### The task
Retype all of the data. Every line must match exactly.

### Provided information

** Begin **

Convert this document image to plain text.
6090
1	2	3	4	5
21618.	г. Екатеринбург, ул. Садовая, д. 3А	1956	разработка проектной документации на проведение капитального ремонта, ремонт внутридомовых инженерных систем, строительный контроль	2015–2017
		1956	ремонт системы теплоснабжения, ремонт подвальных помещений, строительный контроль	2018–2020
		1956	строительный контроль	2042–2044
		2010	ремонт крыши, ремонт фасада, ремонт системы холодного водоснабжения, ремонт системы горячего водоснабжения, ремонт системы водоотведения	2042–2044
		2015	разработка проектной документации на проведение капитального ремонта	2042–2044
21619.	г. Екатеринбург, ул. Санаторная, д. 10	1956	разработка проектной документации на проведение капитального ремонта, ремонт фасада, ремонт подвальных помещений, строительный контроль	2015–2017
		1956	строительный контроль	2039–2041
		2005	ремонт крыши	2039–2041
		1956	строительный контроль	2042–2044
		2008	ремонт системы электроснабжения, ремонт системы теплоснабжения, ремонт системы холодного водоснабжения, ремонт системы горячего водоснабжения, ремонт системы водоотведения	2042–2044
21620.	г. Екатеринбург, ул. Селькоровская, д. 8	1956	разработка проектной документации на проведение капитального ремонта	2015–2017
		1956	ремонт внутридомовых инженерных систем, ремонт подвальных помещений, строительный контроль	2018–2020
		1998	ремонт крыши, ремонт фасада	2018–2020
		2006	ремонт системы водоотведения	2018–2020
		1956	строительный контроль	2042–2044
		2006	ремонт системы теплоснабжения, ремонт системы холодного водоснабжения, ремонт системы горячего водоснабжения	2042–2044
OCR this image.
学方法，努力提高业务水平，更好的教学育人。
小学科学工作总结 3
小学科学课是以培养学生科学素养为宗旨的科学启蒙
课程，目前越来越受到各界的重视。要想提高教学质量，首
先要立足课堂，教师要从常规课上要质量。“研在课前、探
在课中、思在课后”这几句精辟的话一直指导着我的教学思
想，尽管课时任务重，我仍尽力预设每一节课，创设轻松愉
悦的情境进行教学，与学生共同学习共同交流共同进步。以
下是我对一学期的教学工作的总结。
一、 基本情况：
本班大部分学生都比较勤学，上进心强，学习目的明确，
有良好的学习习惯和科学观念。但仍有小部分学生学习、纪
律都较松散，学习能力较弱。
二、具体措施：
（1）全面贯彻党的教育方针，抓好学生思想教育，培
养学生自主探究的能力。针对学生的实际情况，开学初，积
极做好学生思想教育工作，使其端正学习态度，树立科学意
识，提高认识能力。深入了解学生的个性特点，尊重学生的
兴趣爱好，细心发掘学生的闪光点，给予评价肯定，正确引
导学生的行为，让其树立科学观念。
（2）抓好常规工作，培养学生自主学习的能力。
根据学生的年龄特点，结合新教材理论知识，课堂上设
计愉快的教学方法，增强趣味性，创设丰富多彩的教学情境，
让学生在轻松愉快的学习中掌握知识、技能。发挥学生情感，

** End **

### Response to the task
Convert this document image to plain text.
6090
1	2	3	4	5
21618.	г. Екатеринбург, ул. Садовая, д. 3А	1956	разработка проектной документации на проведение капитального ремонта, ремонт внутридомовых инженерных систем, строительный контроль	2015–2017
		1956	ремонт системы теплоснабжения, ремонт подвальных помещений, строительный контроль	2018–2020
		1956	строительный контроль	2042–2044
		2010	ремонт крыши, ремонт фасада, ремонт системы холодного водоснабжения, ремонт системы горячего водоснабжения, ремонт системы водоотведения	2042–2044
		2015	разработка проектной документации на проведение капитального ремонта	2042–2044
21619.	г. Екатеринбург, ул. Санаторная, д. 10	1956	разработка проектной документации на проведение капитального ремонта, ремонт фасада, ремонт подвальных помещений, строительный контроль	2015–2017
		1956	строительный контроль	2039–2041
		2005	ремонт крыши	2039–2041
		1956	строительный контроль	2042–2044
		2008	ремонт системы электроснабжения, ремонт системы теплоснабжения, ремонт системы холодного водоснабжения, ремонт системы горячего водоснабжения, ремонт системы водоотведения	2042–2044
21620.	г. Екатеринбург, ул. Селькоровская, д. 8	1956	разработка проектной документации на проведение капитального ремонта	2015–2017
		1956	ремонт внутридомовых инженерных систем, ремонт подвальных помещений, строительный контроль	2018–2020
		1998	ремонт крыши, ремонт фасада	2018–2020
		2006	ремонт системы водоотведения	2018–2020
		1956	строительный контроль	2042–2044
		2006	ремонт системы теплоснабжения, ремонт системы холодного водоснабжения, ремонт системы горячего водоснабжения	2042–2044
OCR this image.
学方法，努力提高业务水平，更好的教学育人。
小学科学工作总结 3
小学科学课是以培养学生科学素养为宗旨的科学启蒙
课程，目前越来越受到各界的重视。要想提高教学质量，首
先要立足课堂，教师要从常规课上要质量。“研在课前、探
在课中、思在课后”这几句精辟的话一直指导着我的教学思
想，尽管课时任务重，我仍尽力预设每一节课，创设轻松愉
悦的情境进行教学，与学生共同学习共同交流共同进步。以
下是我对一学期的教学工作的总结。
一、 基本情况：
本班大部分学生都比较勤学，上进心强，学习目的明确，
有良好的学习习惯和科学观念。但仍有小部分学生学习、纪
律都较松散，学习能力较弱。
二、具体措施：
（1）全面贯彻党的教育方针，抓好学生思想教育，培
养学生自主探究的能力。针对学生的实际情况，开学初，积
极做好学生思想教育工作，使其端正学习态度，树立科学意
识，提高认识能力。深入了解学生的个性特点，尊重学生的
兴趣爱好，细心发掘学生的闪光点，给予评价肯定，正确引
导学生的行为，让其树立科学观念。
（2）抓好常规工作，培养学生自主学习的能力。
根据学生的年龄特点，结合新教材理论知识，课堂上设
计愉快的教学方法，增强趣味性，创设丰富多彩的教学情境，
让学生在轻松愉快的学习中掌握知识、技能。发挥学生情感，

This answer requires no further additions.